▸ **YOUR INSTRUCTIONS**
All of the data that follows should be retyped exactly, please, except the pictures.

▸ **Some records**
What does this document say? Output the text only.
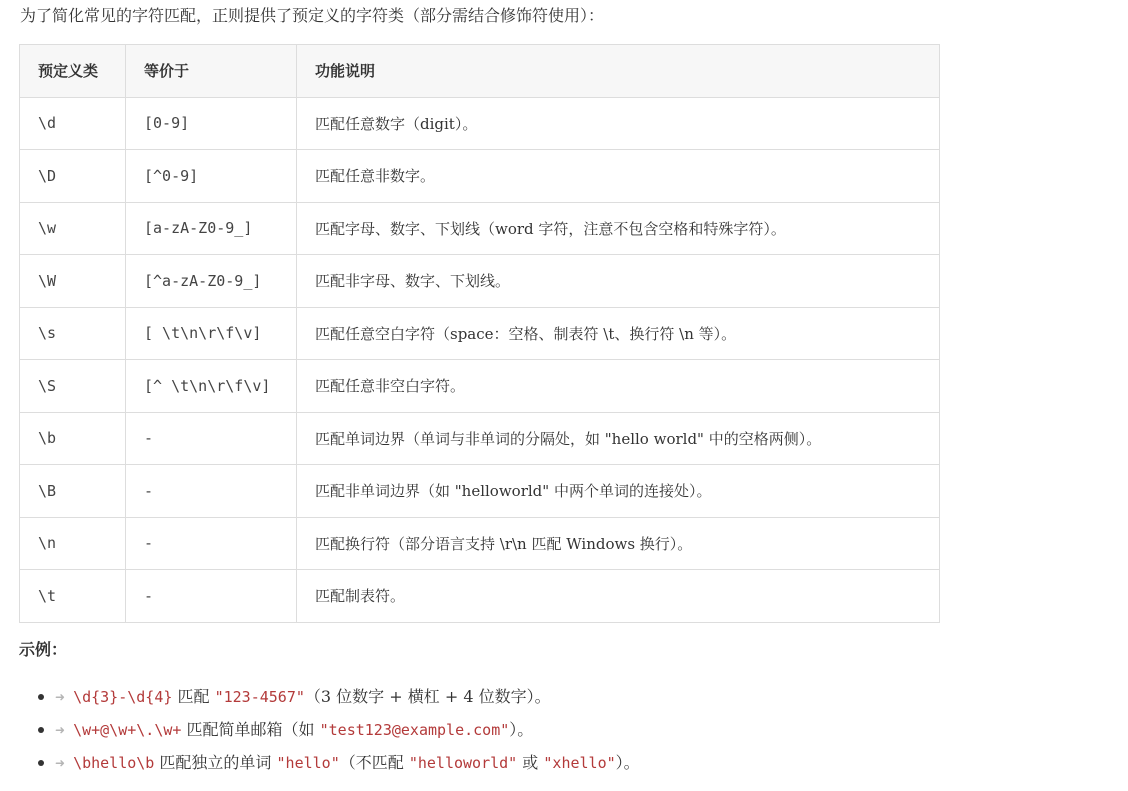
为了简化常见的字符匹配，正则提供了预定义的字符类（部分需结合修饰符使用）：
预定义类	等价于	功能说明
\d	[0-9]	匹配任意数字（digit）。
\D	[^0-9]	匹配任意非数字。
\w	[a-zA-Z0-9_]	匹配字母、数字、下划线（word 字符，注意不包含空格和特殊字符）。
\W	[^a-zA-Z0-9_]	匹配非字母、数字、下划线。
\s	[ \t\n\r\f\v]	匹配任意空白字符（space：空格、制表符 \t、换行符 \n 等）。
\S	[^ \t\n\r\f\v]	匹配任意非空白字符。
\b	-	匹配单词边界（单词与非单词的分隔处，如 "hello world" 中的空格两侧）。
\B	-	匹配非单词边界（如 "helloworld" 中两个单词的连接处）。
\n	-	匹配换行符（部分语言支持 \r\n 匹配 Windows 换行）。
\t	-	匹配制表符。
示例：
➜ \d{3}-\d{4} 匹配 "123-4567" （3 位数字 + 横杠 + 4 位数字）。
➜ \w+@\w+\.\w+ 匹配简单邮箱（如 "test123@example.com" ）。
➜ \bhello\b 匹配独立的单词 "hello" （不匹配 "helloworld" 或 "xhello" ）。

▸ **THE COMPLETED TASK**
What does this document say? Output the text only.
为了简化常见的字符匹配，正则提供了预定义的字符类（部分需结合修饰符使用）：
预定义类	等价于	功能说明
\d	[0-9]	匹配任意数字（digit）。
\D	[^0-9]	匹配任意非数字。
\w	[a-zA-Z0-9_]	匹配字母、数字、下划线（word 字符，注意不包含空格和特殊字符）。
\W	[^a-zA-Z0-9_]	匹配非字母、数字、下划线。
\s	[ \t\n\r\f\v]	匹配任意空白字符（space：空格、制表符 \t、换行符 \n 等）。
\S	[^ \t\n\r\f\v]	匹配任意非空白字符。
\b	-	匹配单词边界（单词与非单词的分隔处，如 "hello world" 中的空格两侧）。
\B	-	匹配非单词边界（如 "helloworld" 中两个单词的连接处）。
\n	-	匹配换行符（部分语言支持 \r\n 匹配 Windows 换行）。
\t	-	匹配制表符。
示例：
➜ \d{3}-\d{4} 匹配 "123-4567" （3 位数字 + 横杠 + 4 位数字）。
➜ \w+@\w+\.\w+ 匹配简单邮箱（如 "test123@example.com" ）。
➜ \bhello\b 匹配独立的单词 "hello" （不匹配 "helloworld" 或 "xhello" ）。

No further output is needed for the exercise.